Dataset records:
====================
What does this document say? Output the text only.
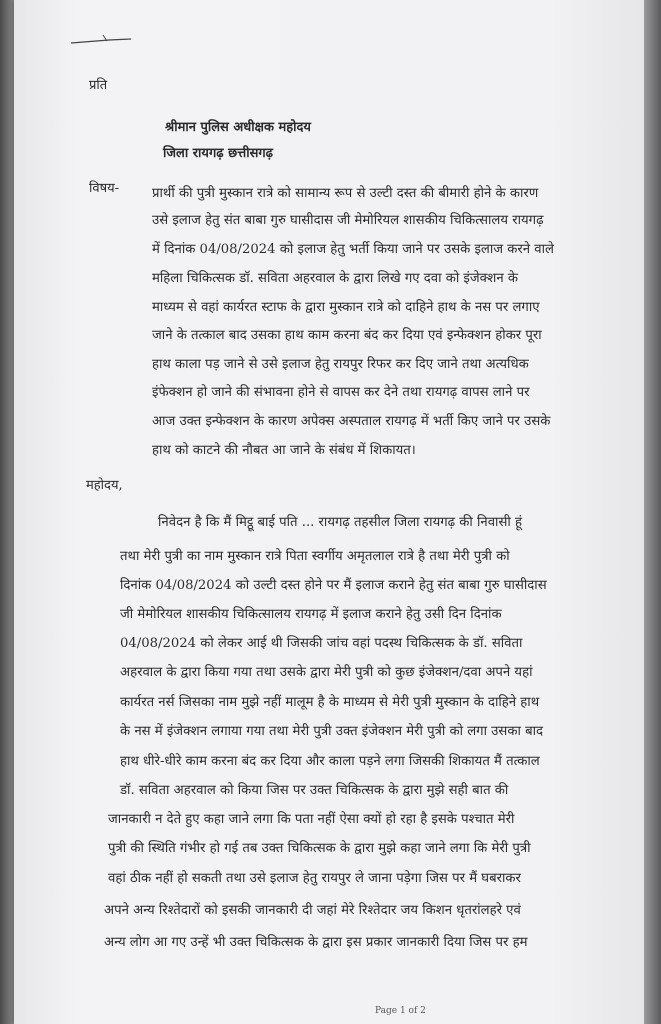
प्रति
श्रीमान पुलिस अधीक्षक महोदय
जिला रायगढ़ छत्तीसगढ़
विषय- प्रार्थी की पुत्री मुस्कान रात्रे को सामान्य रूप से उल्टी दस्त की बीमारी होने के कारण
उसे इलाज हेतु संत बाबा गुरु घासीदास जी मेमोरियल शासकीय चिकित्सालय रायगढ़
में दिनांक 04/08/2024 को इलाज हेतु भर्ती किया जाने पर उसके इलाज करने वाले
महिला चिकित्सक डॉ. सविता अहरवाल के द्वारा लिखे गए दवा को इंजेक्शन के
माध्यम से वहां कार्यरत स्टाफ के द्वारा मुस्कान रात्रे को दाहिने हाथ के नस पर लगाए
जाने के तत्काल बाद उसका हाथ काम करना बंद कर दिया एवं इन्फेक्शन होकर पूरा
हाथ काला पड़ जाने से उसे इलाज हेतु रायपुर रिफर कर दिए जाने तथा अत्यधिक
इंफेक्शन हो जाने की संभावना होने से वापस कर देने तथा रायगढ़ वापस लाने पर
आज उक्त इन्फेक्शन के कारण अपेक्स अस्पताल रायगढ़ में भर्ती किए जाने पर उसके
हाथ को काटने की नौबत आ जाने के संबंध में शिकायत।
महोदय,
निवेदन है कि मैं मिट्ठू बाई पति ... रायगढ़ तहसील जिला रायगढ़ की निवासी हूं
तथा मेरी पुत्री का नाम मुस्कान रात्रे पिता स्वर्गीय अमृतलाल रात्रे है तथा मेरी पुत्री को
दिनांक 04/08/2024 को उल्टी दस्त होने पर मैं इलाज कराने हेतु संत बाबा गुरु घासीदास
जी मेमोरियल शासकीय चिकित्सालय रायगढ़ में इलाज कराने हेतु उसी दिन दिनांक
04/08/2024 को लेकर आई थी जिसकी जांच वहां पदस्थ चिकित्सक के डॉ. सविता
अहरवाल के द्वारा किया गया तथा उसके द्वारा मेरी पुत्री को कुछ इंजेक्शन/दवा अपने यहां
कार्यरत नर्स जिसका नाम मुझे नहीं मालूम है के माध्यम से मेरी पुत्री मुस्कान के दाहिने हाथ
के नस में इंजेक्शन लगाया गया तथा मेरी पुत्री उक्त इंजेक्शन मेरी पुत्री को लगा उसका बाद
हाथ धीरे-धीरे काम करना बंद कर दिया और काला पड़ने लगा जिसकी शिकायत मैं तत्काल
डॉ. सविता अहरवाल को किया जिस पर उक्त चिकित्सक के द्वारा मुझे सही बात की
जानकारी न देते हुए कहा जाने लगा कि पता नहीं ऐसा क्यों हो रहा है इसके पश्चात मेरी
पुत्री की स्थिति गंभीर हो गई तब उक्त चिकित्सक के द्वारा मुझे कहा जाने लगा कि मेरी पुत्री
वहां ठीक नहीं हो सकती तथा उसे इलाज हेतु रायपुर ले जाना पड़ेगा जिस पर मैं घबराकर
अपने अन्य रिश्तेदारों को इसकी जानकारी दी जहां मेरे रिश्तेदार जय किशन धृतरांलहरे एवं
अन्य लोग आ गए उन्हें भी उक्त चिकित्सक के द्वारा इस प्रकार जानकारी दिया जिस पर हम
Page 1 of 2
====================
Written task:
Return the material word for word. Pictures are not part of the copy.

In response:
What does this document say? Output the text only.
प्रति
श्रीमान पुलिस अधीक्षक महोदय
जिला रायगढ़ छत्तीसगढ़
विषय- प्रार्थी की पुत्री मुस्कान रात्रे को सामान्य रूप से उल्टी दस्त की बीमारी होने के कारण
उसे इलाज हेतु संत बाबा गुरु घासीदास जी मेमोरियल शासकीय चिकित्सालय रायगढ़
में दिनांक 04/08/2024 को इलाज हेतु भर्ती किया जाने पर उसके इलाज करने वाले
महिला चिकित्सक डॉ. सविता अहरवाल के द्वारा लिखे गए दवा को इंजेक्शन के
माध्यम से वहां कार्यरत स्टाफ के द्वारा मुस्कान रात्रे को दाहिने हाथ के नस पर लगाए
जाने के तत्काल बाद उसका हाथ काम करना बंद कर दिया एवं इन्फेक्शन होकर पूरा
हाथ काला पड़ जाने से उसे इलाज हेतु रायपुर रिफर कर दिए जाने तथा अत्यधिक
इंफेक्शन हो जाने की संभावना होने से वापस कर देने तथा रायगढ़ वापस लाने पर
आज उक्त इन्फेक्शन के कारण अपेक्स अस्पताल रायगढ़ में भर्ती किए जाने पर उसके
हाथ को काटने की नौबत आ जाने के संबंध में शिकायत।
महोदय,
निवेदन है कि मैं मिट्ठू बाई पति ... रायगढ़ तहसील जिला रायगढ़ की निवासी हूं
तथा मेरी पुत्री का नाम मुस्कान रात्रे पिता स्वर्गीय अमृतलाल रात्रे है तथा मेरी पुत्री को
दिनांक 04/08/2024 को उल्टी दस्त होने पर मैं इलाज कराने हेतु संत बाबा गुरु घासीदास
जी मेमोरियल शासकीय चिकित्सालय रायगढ़ में इलाज कराने हेतु उसी दिन दिनांक
04/08/2024 को लेकर आई थी जिसकी जांच वहां पदस्थ चिकित्सक के डॉ. सविता
अहरवाल के द्वारा किया गया तथा उसके द्वारा मेरी पुत्री को कुछ इंजेक्शन/दवा अपने यहां
कार्यरत नर्स जिसका नाम मुझे नहीं मालूम है के माध्यम से मेरी पुत्री मुस्कान के दाहिने हाथ
के नस में इंजेक्शन लगाया गया तथा मेरी पुत्री उक्त इंजेक्शन मेरी पुत्री को लगा उसका बाद
हाथ धीरे-धीरे काम करना बंद कर दिया और काला पड़ने लगा जिसकी शिकायत मैं तत्काल
डॉ. सविता अहरवाल को किया जिस पर उक्त चिकित्सक के द्वारा मुझे सही बात की
जानकारी न देते हुए कहा जाने लगा कि पता नहीं ऐसा क्यों हो रहा है इसके पश्चात मेरी
पुत्री की स्थिति गंभीर हो गई तब उक्त चिकित्सक के द्वारा मुझे कहा जाने लगा कि मेरी पुत्री
वहां ठीक नहीं हो सकती तथा उसे इलाज हेतु रायपुर ले जाना पड़ेगा जिस पर मैं घबराकर
अपने अन्य रिश्तेदारों को इसकी जानकारी दी जहां मेरे रिश्तेदार जय किशन धृतरांलहरे एवं
अन्य लोग आ गए उन्हें भी उक्त चिकित्सक के द्वारा इस प्रकार जानकारी दिया जिस पर हम
Page 1 of 2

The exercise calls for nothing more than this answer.